**** Supplied data
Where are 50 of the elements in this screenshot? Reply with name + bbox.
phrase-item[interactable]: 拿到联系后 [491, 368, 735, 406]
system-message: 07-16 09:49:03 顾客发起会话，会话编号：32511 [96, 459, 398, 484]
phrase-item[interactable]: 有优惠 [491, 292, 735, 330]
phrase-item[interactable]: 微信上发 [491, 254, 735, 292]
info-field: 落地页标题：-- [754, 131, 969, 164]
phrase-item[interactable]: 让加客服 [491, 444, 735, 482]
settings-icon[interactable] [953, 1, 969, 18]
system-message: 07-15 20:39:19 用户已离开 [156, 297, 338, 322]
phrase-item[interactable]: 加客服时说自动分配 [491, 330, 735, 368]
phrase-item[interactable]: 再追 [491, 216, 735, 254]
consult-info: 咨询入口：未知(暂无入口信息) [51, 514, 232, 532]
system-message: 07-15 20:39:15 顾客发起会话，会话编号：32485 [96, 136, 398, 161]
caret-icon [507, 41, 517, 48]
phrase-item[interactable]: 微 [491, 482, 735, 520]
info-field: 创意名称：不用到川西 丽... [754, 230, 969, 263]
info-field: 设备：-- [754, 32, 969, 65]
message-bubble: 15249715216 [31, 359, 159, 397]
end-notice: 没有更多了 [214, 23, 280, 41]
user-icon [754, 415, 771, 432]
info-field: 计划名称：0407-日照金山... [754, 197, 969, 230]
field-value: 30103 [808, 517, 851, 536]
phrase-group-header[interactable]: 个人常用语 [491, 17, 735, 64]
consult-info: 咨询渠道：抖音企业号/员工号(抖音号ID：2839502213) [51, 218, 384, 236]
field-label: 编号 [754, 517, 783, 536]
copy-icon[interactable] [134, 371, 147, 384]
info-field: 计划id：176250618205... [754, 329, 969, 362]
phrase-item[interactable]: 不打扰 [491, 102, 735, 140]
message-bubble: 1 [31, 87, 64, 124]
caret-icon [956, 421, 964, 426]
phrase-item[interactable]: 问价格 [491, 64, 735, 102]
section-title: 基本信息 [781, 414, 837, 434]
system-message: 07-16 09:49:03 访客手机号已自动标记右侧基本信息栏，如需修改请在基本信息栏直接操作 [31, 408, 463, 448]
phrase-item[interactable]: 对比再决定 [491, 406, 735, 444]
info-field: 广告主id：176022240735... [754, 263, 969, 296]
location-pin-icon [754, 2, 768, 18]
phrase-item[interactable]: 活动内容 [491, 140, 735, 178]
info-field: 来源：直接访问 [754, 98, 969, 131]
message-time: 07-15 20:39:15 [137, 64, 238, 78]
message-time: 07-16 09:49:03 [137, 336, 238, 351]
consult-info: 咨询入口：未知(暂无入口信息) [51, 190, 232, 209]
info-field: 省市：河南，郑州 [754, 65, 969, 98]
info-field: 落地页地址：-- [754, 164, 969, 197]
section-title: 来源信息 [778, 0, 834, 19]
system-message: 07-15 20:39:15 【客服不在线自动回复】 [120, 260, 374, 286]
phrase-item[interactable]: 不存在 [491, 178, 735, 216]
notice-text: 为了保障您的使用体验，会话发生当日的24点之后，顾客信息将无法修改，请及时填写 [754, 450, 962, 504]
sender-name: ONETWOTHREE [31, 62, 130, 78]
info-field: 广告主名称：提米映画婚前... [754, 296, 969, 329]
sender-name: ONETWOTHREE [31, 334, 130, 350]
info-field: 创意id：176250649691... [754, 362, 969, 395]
********
The exercise: Swap "system-message" for "status-message" in the listing from its start through the line containing "phrase-item[interactable]: 加客服时说自动分配 [491, 330, 735, 368]", and give back only that stretch, otherwise unchanged.

Answer to this exercise:
Where are 50 of the elements in this screenshot? Reply with name + bbox.
phrase-item[interactable]: 拿到联系后 [491, 368, 735, 406]
status-message: 07-16 09:49:03 顾客发起会话，会话编号：32511 [96, 459, 398, 484]
phrase-item[interactable]: 有优惠 [491, 292, 735, 330]
phrase-item[interactable]: 微信上发 [491, 254, 735, 292]
info-field: 落地页标题：-- [754, 131, 969, 164]
phrase-item[interactable]: 让加客服 [491, 444, 735, 482]
settings-icon[interactable] [953, 1, 969, 18]
status-message: 07-15 20:39:19 用户已离开 [156, 297, 338, 322]
phrase-item[interactable]: 加客服时说自动分配 [491, 330, 735, 368]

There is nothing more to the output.